» **Problem details**
In the material below, find each line holding the string "Type" and copy it.

+ + + + +

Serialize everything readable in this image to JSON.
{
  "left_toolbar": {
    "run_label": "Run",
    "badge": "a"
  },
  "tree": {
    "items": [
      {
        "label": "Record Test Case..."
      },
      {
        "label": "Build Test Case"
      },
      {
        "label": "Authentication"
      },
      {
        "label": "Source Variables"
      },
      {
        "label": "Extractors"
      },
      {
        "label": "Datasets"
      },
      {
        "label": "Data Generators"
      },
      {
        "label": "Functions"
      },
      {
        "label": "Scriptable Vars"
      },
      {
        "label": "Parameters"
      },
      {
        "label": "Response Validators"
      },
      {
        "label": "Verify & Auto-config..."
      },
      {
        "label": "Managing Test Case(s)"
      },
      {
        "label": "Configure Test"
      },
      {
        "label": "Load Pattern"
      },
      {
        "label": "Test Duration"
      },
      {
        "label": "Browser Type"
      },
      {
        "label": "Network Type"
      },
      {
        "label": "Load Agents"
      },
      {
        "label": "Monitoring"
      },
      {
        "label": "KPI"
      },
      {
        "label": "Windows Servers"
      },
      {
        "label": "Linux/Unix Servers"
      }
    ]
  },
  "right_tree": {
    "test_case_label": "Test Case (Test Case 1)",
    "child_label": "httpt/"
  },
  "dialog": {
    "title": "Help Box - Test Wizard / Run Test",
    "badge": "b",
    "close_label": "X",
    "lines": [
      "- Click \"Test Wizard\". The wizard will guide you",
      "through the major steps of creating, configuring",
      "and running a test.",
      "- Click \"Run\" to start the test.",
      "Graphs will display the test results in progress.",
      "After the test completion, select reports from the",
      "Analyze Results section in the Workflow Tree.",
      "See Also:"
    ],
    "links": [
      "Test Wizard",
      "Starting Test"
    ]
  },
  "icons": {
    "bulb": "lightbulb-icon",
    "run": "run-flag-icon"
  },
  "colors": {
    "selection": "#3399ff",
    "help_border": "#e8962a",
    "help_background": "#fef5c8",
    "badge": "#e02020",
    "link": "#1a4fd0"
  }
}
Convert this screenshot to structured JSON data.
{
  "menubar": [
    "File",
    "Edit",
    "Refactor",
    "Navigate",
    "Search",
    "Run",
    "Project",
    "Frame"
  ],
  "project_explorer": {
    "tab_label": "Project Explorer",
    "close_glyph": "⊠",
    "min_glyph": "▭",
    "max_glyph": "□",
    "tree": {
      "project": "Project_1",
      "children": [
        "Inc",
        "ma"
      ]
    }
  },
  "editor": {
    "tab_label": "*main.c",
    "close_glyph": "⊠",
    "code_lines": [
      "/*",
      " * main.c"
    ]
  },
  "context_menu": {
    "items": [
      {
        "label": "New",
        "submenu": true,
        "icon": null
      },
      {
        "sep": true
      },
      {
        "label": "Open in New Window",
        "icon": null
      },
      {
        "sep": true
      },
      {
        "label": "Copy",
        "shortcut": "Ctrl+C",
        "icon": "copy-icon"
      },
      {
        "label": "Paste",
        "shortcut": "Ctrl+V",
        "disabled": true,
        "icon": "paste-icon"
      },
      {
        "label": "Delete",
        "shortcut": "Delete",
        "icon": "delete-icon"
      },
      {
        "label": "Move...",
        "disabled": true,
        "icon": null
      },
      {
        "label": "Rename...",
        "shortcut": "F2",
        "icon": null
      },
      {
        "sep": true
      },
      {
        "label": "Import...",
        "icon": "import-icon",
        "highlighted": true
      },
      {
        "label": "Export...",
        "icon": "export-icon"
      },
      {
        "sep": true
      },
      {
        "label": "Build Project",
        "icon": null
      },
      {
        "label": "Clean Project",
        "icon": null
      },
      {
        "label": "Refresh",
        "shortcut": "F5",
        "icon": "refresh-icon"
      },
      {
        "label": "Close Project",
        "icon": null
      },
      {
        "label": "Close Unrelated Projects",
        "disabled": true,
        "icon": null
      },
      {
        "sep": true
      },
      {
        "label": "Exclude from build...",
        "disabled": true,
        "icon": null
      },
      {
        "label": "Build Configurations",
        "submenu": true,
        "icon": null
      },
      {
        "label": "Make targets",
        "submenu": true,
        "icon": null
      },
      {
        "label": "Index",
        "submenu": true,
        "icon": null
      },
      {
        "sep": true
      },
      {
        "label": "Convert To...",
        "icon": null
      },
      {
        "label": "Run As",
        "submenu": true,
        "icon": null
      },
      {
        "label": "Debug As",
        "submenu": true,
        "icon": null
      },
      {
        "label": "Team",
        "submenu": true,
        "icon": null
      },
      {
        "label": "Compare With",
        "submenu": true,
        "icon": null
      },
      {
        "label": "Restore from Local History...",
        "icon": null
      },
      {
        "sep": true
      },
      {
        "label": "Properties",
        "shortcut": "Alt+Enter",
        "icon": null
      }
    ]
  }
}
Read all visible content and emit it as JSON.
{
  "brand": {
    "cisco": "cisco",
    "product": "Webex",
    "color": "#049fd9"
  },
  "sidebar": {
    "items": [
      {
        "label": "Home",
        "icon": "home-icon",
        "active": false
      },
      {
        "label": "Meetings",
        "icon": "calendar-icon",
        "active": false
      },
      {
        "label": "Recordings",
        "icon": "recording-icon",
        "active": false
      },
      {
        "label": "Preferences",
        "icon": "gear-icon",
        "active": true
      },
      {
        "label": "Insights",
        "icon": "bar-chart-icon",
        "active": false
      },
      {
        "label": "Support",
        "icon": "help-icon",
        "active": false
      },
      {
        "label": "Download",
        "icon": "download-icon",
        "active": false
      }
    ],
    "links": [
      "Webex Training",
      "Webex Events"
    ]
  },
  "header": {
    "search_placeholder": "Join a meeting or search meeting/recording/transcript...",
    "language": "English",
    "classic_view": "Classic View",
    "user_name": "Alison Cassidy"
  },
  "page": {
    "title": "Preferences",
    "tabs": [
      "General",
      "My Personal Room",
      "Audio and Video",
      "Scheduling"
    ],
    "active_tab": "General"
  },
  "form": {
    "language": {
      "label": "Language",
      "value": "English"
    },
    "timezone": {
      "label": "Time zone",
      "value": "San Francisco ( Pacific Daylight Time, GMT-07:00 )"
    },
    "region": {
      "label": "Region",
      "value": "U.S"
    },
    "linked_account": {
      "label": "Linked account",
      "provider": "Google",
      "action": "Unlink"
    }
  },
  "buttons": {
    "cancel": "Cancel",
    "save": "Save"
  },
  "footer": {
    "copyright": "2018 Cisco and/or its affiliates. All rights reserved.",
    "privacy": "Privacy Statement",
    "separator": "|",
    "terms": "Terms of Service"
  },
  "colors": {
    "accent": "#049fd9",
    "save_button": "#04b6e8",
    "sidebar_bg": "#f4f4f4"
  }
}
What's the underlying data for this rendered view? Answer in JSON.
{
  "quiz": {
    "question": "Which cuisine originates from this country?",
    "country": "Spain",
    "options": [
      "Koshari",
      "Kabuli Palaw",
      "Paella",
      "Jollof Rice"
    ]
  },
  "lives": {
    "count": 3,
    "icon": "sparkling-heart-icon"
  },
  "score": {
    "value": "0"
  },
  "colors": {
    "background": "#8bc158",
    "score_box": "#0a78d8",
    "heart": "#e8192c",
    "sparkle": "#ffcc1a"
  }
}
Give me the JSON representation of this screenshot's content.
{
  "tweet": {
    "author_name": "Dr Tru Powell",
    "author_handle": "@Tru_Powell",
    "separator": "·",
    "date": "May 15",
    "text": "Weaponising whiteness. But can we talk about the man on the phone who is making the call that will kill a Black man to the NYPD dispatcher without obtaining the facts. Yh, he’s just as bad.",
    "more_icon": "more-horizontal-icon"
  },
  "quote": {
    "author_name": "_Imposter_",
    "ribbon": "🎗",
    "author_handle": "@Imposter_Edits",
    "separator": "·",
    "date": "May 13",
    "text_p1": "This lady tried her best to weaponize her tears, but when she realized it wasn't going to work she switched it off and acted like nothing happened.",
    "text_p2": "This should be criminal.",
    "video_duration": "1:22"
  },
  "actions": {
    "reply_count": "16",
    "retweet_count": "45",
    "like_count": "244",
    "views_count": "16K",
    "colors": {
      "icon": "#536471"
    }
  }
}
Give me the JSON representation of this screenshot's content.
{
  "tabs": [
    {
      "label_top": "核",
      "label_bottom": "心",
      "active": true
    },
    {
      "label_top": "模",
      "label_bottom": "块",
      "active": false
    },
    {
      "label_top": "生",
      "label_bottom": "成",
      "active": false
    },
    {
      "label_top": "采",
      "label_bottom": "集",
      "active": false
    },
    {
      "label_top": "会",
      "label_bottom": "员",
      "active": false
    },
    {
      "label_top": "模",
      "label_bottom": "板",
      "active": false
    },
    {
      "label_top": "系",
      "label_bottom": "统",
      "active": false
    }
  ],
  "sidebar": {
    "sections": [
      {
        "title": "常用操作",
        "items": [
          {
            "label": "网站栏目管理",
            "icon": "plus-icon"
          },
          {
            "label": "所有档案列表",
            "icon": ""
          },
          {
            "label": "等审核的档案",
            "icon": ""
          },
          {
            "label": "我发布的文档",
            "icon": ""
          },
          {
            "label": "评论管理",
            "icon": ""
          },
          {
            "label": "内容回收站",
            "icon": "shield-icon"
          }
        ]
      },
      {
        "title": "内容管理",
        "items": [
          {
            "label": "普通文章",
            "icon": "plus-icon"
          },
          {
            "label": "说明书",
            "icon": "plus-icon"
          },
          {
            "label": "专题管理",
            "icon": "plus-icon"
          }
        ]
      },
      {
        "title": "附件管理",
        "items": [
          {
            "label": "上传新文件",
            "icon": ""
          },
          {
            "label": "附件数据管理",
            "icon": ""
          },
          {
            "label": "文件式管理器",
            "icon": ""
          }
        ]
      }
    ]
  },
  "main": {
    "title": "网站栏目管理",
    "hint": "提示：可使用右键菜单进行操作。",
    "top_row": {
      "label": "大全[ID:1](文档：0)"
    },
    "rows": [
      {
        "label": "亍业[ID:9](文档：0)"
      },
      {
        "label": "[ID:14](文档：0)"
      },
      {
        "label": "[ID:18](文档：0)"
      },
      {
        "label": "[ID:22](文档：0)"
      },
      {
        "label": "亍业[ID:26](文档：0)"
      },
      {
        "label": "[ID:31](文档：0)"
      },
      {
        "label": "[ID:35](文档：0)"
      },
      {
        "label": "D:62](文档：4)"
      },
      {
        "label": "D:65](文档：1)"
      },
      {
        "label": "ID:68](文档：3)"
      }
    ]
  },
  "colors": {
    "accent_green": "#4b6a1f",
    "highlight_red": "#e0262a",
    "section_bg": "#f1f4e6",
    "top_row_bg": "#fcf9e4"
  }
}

+ + + + +

» **Task response**
        "label": "Browser Type"
        "label": "Network Type"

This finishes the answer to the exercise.